RECORDS FOR PROCESSING:

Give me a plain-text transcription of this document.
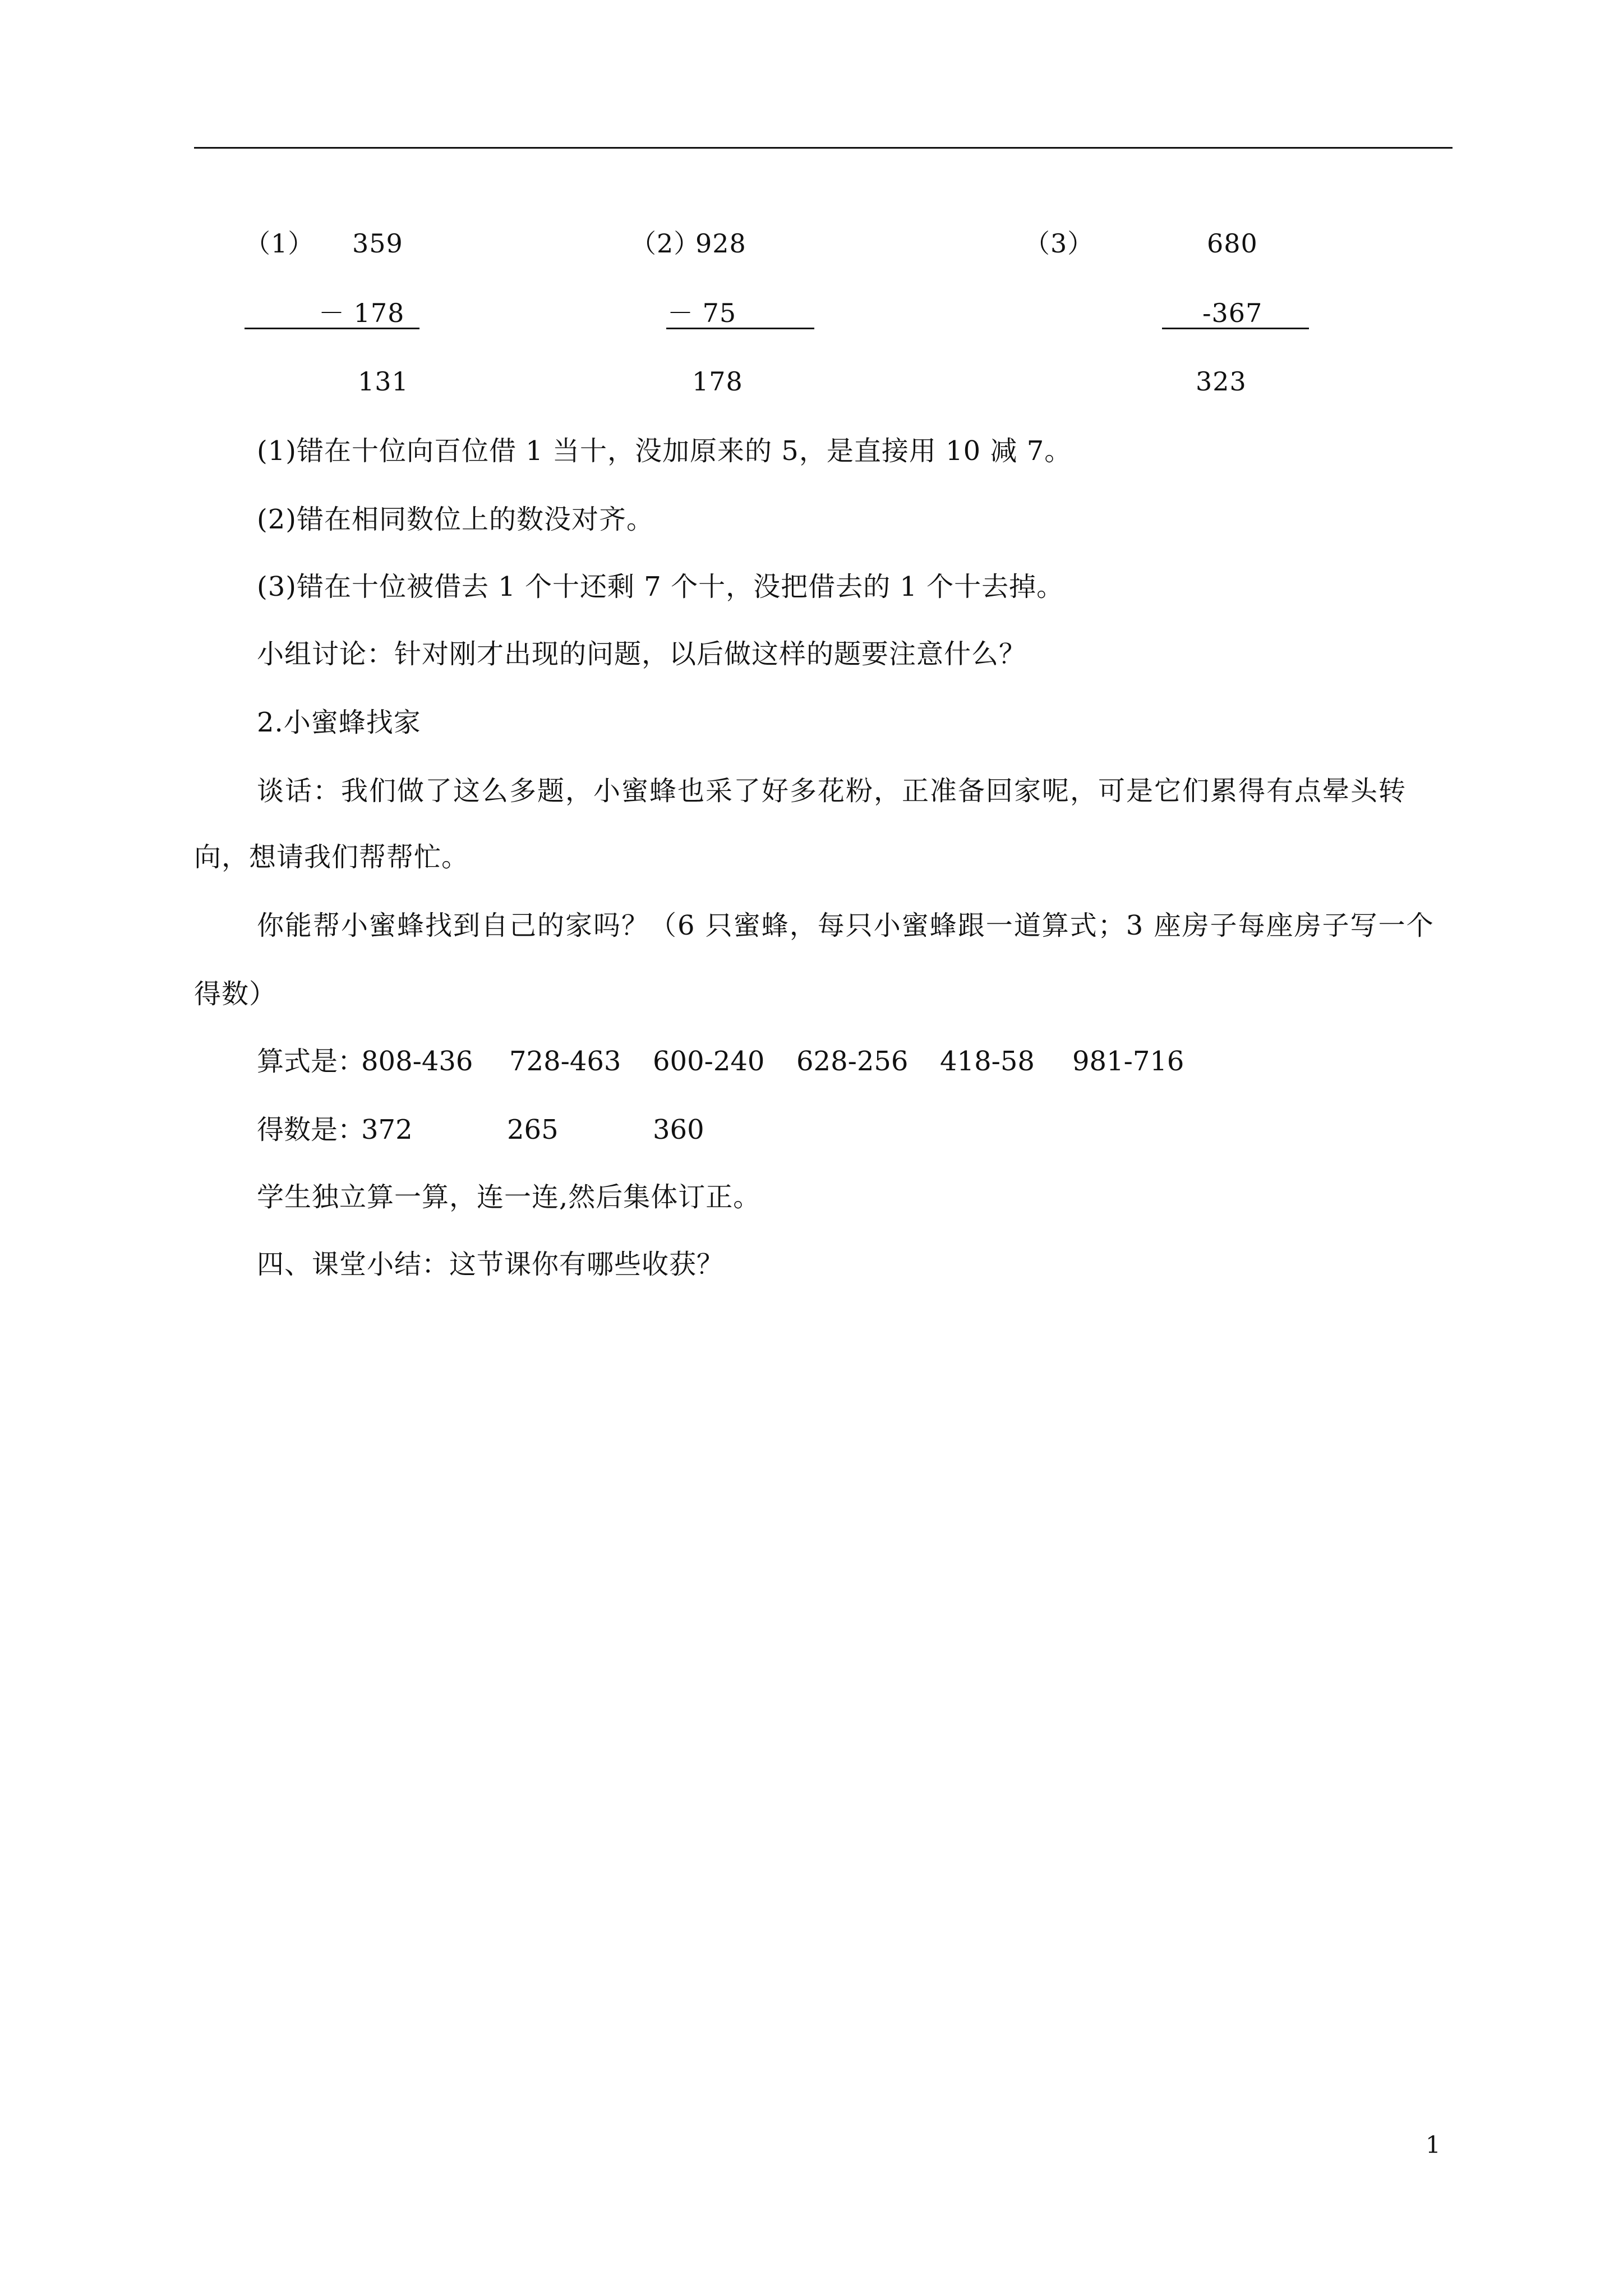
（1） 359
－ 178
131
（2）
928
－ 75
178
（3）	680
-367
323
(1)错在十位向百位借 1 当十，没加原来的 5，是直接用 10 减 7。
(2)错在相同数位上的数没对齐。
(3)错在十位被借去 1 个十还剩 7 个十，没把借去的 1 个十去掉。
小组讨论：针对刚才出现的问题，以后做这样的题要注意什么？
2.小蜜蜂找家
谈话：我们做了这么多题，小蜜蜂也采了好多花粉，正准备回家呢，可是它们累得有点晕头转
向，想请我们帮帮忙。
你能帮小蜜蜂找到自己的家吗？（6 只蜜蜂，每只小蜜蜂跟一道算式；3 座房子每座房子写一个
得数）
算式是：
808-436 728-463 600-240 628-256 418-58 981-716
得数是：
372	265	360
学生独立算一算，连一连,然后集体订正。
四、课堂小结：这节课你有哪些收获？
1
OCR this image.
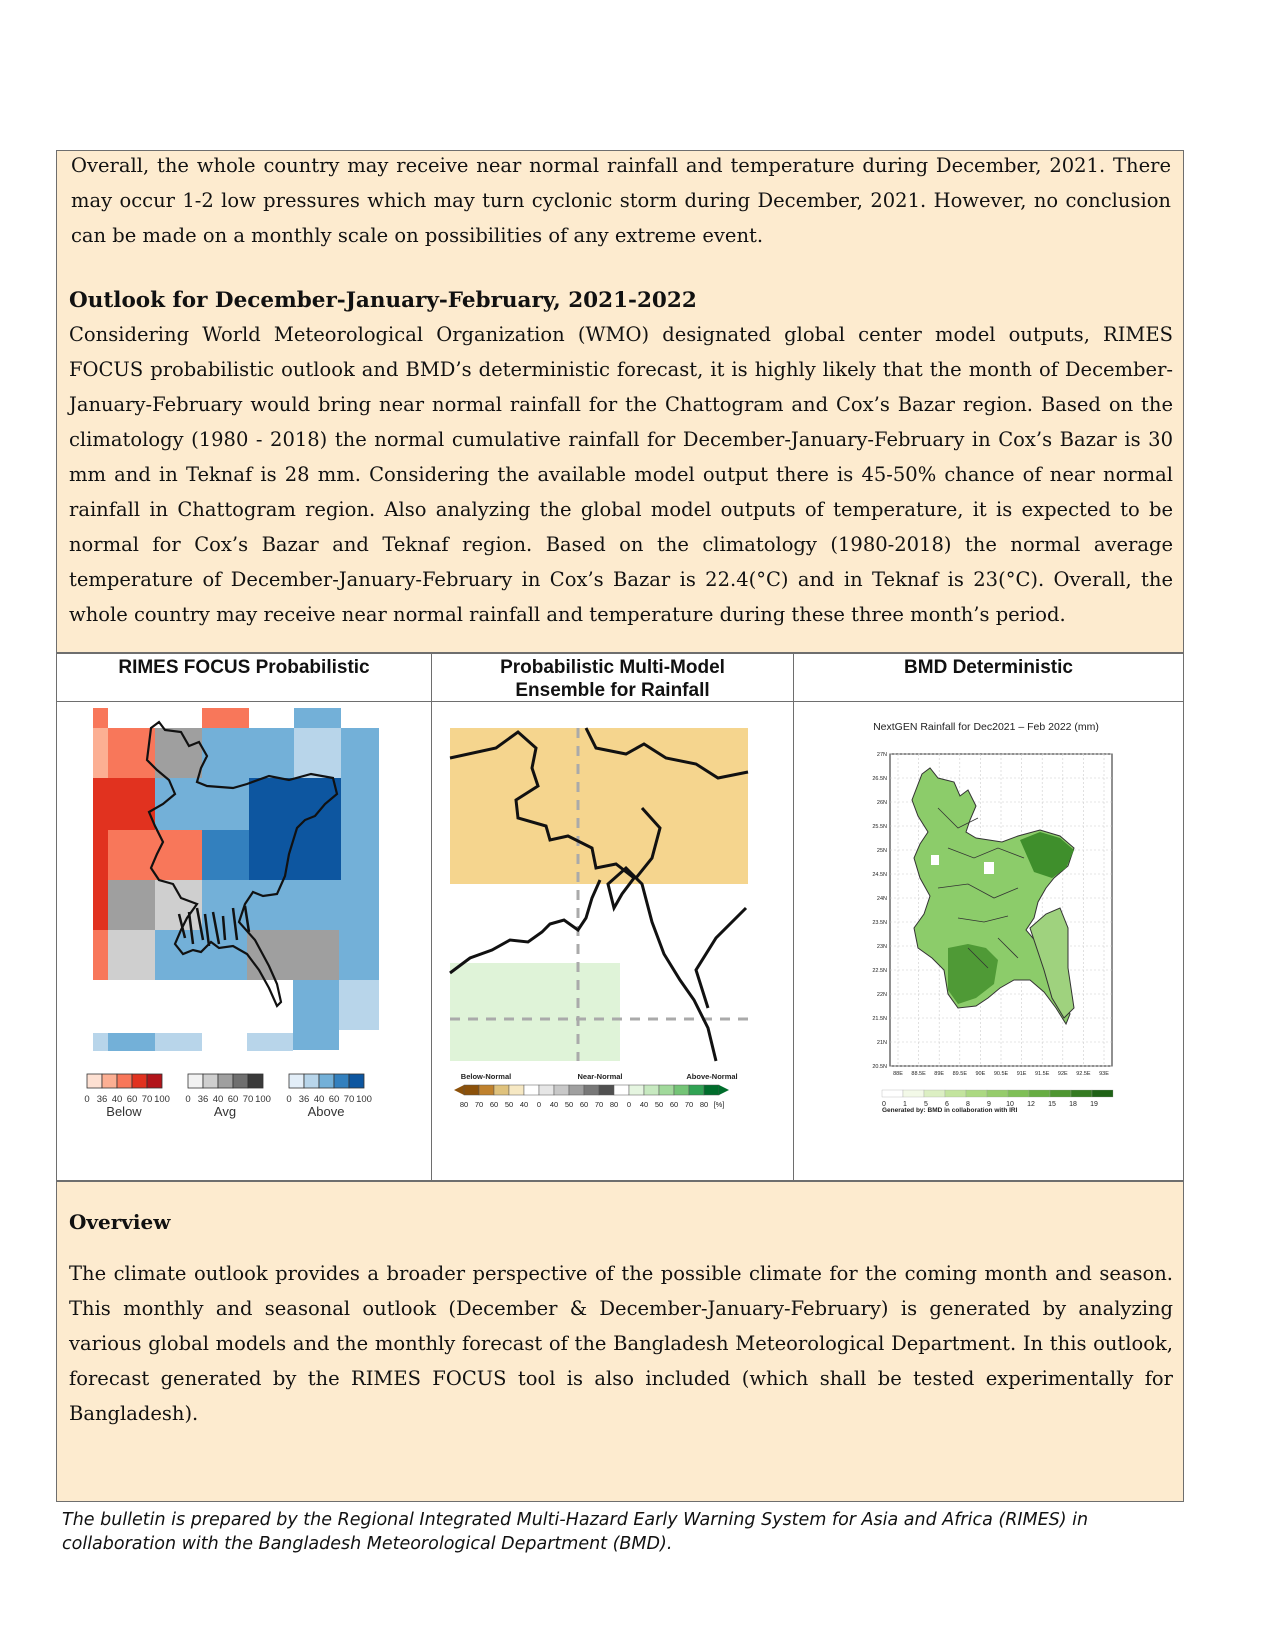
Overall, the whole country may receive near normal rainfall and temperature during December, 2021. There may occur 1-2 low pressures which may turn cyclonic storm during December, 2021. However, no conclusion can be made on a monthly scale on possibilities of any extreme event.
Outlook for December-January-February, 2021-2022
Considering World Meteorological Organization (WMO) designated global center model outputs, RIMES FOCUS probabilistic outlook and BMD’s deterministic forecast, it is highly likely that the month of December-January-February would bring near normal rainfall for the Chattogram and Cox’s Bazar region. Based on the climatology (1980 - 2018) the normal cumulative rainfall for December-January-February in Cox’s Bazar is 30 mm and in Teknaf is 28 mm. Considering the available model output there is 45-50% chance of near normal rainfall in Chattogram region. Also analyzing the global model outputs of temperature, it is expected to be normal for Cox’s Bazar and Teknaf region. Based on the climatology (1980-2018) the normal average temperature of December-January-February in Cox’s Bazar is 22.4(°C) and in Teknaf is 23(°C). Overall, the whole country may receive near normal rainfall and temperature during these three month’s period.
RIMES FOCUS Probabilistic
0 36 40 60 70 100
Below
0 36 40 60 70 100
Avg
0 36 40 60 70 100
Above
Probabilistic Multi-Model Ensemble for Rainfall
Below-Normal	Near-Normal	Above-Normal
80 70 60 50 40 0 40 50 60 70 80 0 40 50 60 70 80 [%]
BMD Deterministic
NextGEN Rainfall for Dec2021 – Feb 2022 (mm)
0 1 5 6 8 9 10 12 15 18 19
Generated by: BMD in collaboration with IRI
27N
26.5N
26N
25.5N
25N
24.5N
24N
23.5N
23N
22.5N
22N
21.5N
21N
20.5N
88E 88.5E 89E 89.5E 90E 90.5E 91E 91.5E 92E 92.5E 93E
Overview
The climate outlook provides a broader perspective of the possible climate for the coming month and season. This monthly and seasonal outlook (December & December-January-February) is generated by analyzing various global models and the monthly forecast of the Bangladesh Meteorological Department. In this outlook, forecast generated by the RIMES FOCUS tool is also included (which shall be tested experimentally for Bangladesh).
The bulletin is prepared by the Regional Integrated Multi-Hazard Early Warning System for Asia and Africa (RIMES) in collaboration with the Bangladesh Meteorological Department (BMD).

GIVEN PROBLEM: For the entries above, count the lines that contain the string "this", and state that number without further comment.

THE OUTPUT: 3